§ Problem to solve:
Copy nothing but the lines from the one containing "Read out every word on this page." through the last line of the records, repeated exactly and without pictures.
__________
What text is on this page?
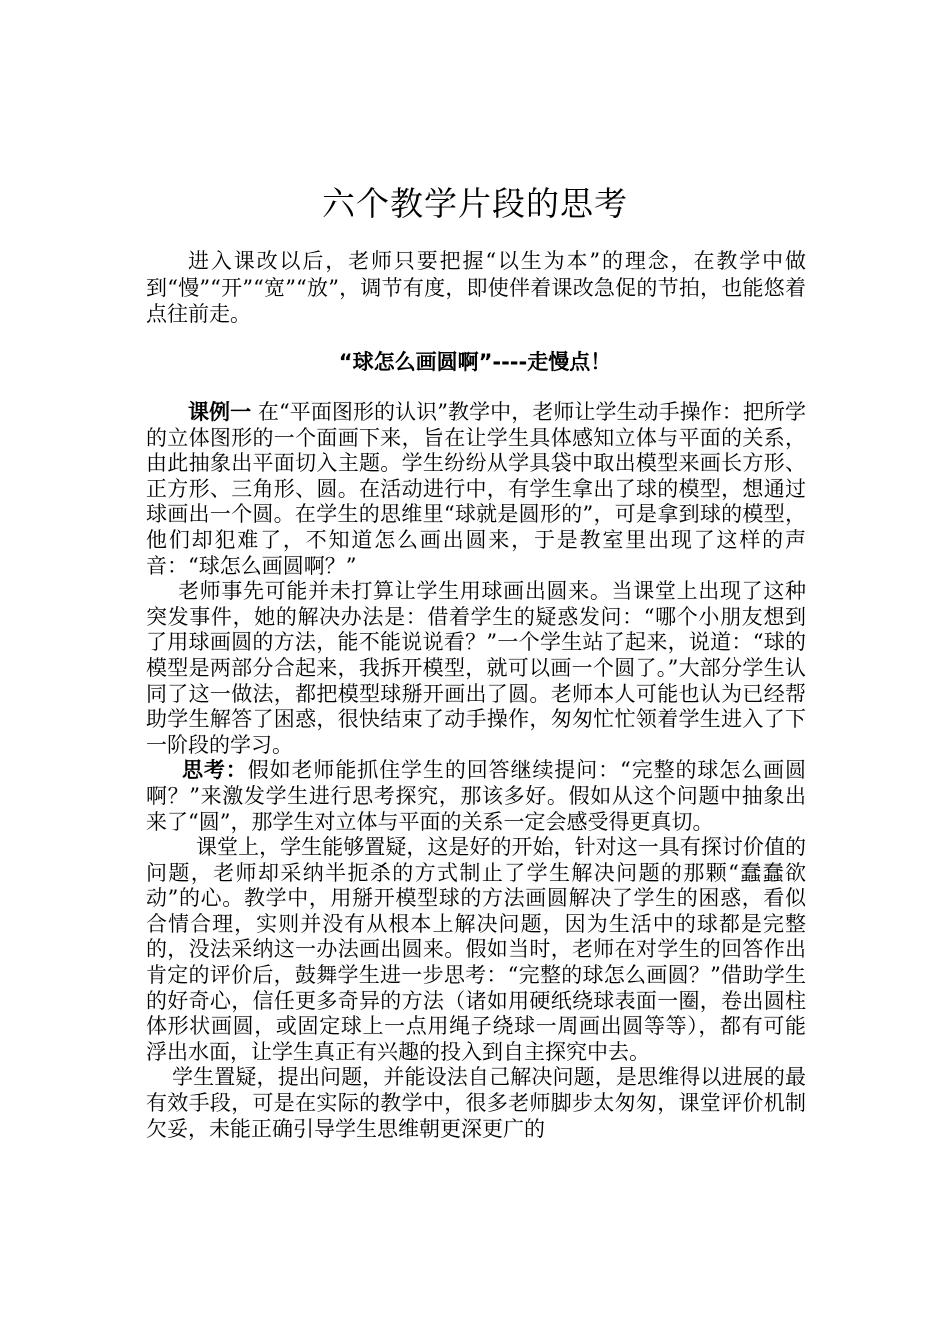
六个教学片段的思考

进入课改以后，老师只要把握“以生为本”的理念，在教学中做到“慢”“开”“宽”“放”，调节有度，即使伴着课改急促的节拍，也能悠着点往前走。

“球怎么画圆啊”----走慢点！

课例一 在“平面图形的认识”教学中，老师让学生动手操作：把所学的立体图形的一个面画下来，旨在让学生具体感知立体与平面的关系，由此抽象出平面切入主题。学生纷纷从学具袋中取出模型来画长方形、正方形、三角形、圆。在活动进行中，有学生拿出了球的模型，想通过球画出一个圆。在学生的思维里“球就是圆形的”，可是拿到球的模型，他们却犯难了，不知道怎么画出圆来，于是教室里出现了这样的声音：“球怎么画圆啊？”

老师事先可能并未打算让学生用球画出圆来。当课堂上出现了这种突发事件，她的解决办法是：借着学生的疑惑发问：“哪个小朋友想到了用球画圆的方法，能不能说说看？”一个学生站了起来，说道：“球的模型是两部分合起来，我拆开模型，就可以画一个圆了。”大部分学生认同了这一做法，都把模型球掰开画出了圆。老师本人可能也认为已经帮助学生解答了困惑，很快结束了动手操作，匆匆忙忙领着学生进入了下一阶段的学习。

思考：假如老师能抓住学生的回答继续提问：“完整的球怎么画圆啊？”来激发学生进行思考探究，那该多好。假如从这个问题中抽象出来了“圆”，那学生对立体与平面的关系一定会感受得更真切。

课堂上，学生能够置疑，这是好的开始，针对这一具有探讨价值的问题，老师却采纳半扼杀的方式制止了学生解决问题的那颗“蠢蠢欲动”的心。教学中，用掰开模型球的方法画圆解决了学生的困惑，看似合情合理，实则并没有从根本上解决问题，因为生活中的球都是完整的，没法采纳这一办法画出圆来。假如当时，老师在对学生的回答作出肯定的评价后，鼓舞学生进一步思考：“完整的球怎么画圆？”借助学生的好奇心，信任更多奇异的方法（诸如用硬纸绕球表面一圈，卷出圆柱体形状画圆，或固定球上一点用绳子绕球一周画出圆等等），都有可能浮出水面，让学生真正有兴趣的投入到自主探究中去。

学生置疑，提出问题，并能设法自己解决问题，是思维得以进展的最有效手段，可是在实际的教学中，很多老师脚步太匆匆，课堂评价机制欠妥，未能正确引导学生思维朝更深更广的
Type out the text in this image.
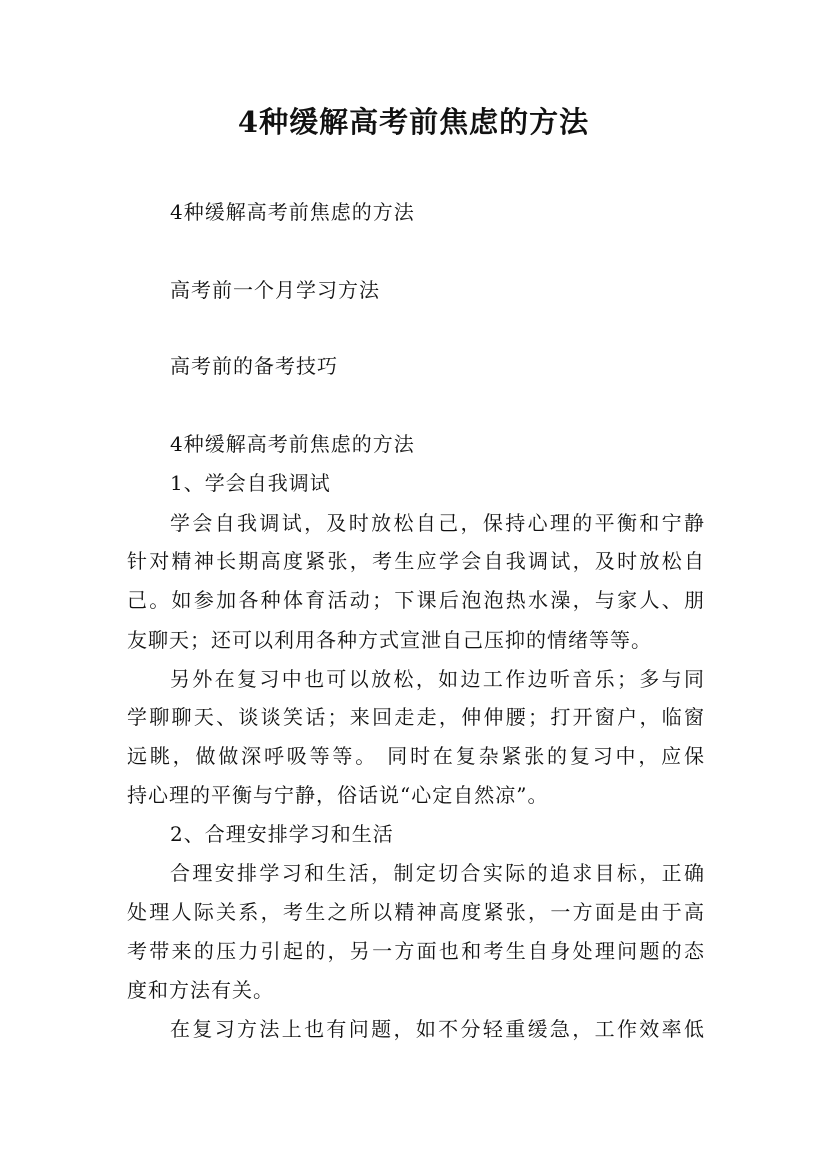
4种缓解高考前焦虑的方法
4种缓解高考前焦虑的方法
高考前一个月学习方法
高考前的备考技巧
4种缓解高考前焦虑的方法
1、学会自我调试
学会自我调试，及时放松自己，保持心理的平衡和宁静
针对精神长期高度紧张，考生应学会自我调试，及时放松自
己。如参加各种体育活动；下课后泡泡热水澡，与家人、朋
友聊天；还可以利用各种方式宣泄自己压抑的情绪等等。
另外在复习中也可以放松，如边工作边听音乐；多与同
学聊聊天、谈谈笑话；来回走走，伸伸腰；打开窗户，临窗
远眺，做做深呼吸等等。 同时在复杂紧张的复习中，应保
持心理的平衡与宁静，俗话说“心定自然凉”。
2、合理安排学习和生活
合理安排学习和生活，制定切合实际的追求目标，正确
处理人际关系，考生之所以精神高度紧张，一方面是由于高
考带来的压力引起的，另一方面也和考生自身处理问题的态
度和方法有关。
在复习方法上也有问题，如不分轻重缓急，工作效率低
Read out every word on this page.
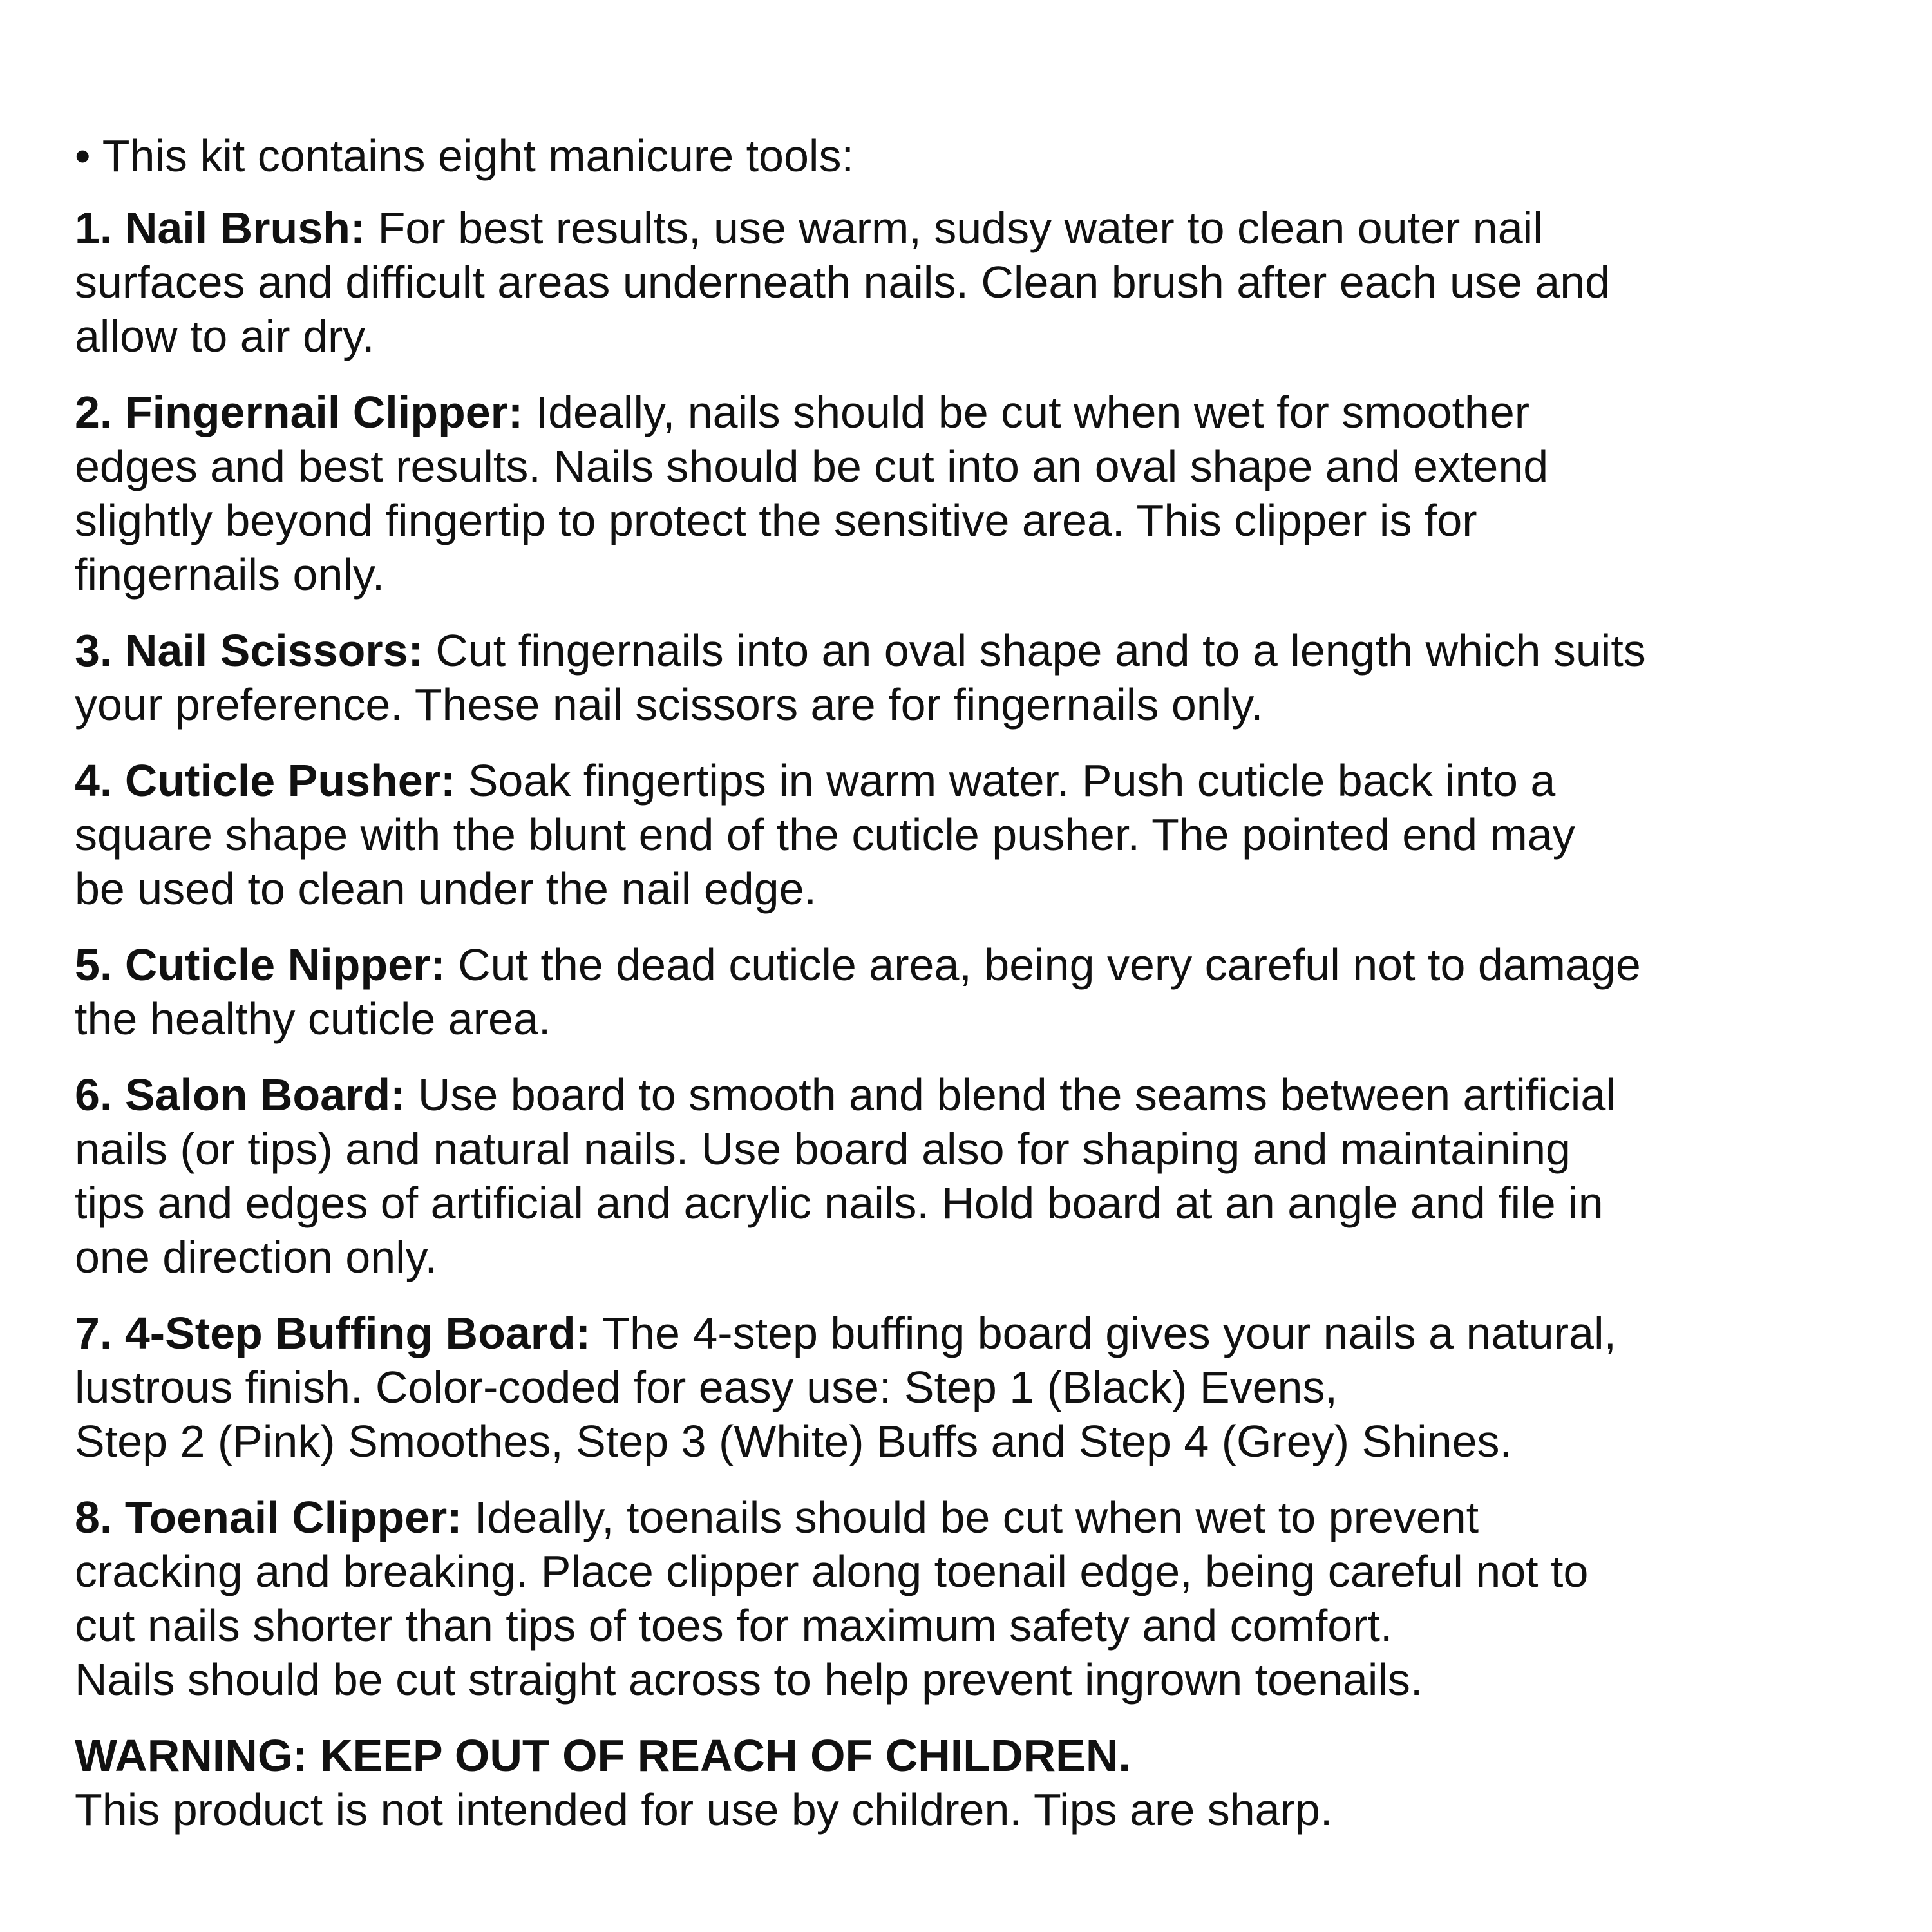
• This kit contains eight manicure tools:
1. Nail Brush: For best results, use warm, sudsy water to clean outer nail
surfaces and difficult areas underneath nails. Clean brush after each use and
allow to air dry.
2. Fingernail Clipper: Ideally, nails should be cut when wet for smoother
edges and best results. Nails should be cut into an oval shape and extend
slightly beyond fingertip to protect the sensitive area. This clipper is for
fingernails only.
3. Nail Scissors: Cut fingernails into an oval shape and to a length which suits
your preference. These nail scissors are for fingernails only.
4. Cuticle Pusher: Soak fingertips in warm water. Push cuticle back into a
square shape with the blunt end of the cuticle pusher. The pointed end may
be used to clean under the nail edge.
5. Cuticle Nipper: Cut the dead cuticle area, being very careful not to damage
the healthy cuticle area.
6. Salon Board: Use board to smooth and blend the seams between artificial
nails (or tips) and natural nails. Use board also for shaping and maintaining
tips and edges of artificial and acrylic nails. Hold board at an angle and file in
one direction only.
7. 4-Step Buffing Board: The 4-step buffing board gives your nails a natural,
lustrous finish. Color-coded for easy use: Step 1 (Black) Evens,
Step 2 (Pink) Smoothes, Step 3 (White) Buffs and Step 4 (Grey) Shines.
8. Toenail Clipper: Ideally, toenails should be cut when wet to prevent
cracking and breaking. Place clipper along toenail edge, being careful not to
cut nails shorter than tips of toes for maximum safety and comfort.
Nails should be cut straight across to help prevent ingrown toenails.
WARNING: KEEP OUT OF REACH OF CHILDREN.
This product is not intended for use by children. Tips are sharp.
__________
§ Output for this task:
Read out every word on this page.
• This kit contains eight manicure tools:
1. Nail Brush: For best results, use warm, sudsy water to clean outer nail
surfaces and difficult areas underneath nails. Clean brush after each use and
allow to air dry.
2. Fingernail Clipper: Ideally, nails should be cut when wet for smoother
edges and best results. Nails should be cut into an oval shape and extend
slightly beyond fingertip to protect the sensitive area. This clipper is for
fingernails only.
3. Nail Scissors: Cut fingernails into an oval shape and to a length which suits
your preference. These nail scissors are for fingernails only.
4. Cuticle Pusher: Soak fingertips in warm water. Push cuticle back into a
square shape with the blunt end of the cuticle pusher. The pointed end may
be used to clean under the nail edge.
5. Cuticle Nipper: Cut the dead cuticle area, being very careful not to damage
the healthy cuticle area.
6. Salon Board: Use board to smooth and blend the seams between artificial
nails (or tips) and natural nails. Use board also for shaping and maintaining
tips and edges of artificial and acrylic nails. Hold board at an angle and file in
one direction only.
7. 4-Step Buffing Board: The 4-step buffing board gives your nails a natural,
lustrous finish. Color-coded for easy use: Step 1 (Black) Evens,
Step 2 (Pink) Smoothes, Step 3 (White) Buffs and Step 4 (Grey) Shines.
8. Toenail Clipper: Ideally, toenails should be cut when wet to prevent
cracking and breaking. Place clipper along toenail edge, being careful not to
cut nails shorter than tips of toes for maximum safety and comfort.
Nails should be cut straight across to help prevent ingrown toenails.
WARNING: KEEP OUT OF REACH OF CHILDREN.
This product is not intended for use by children. Tips are sharp.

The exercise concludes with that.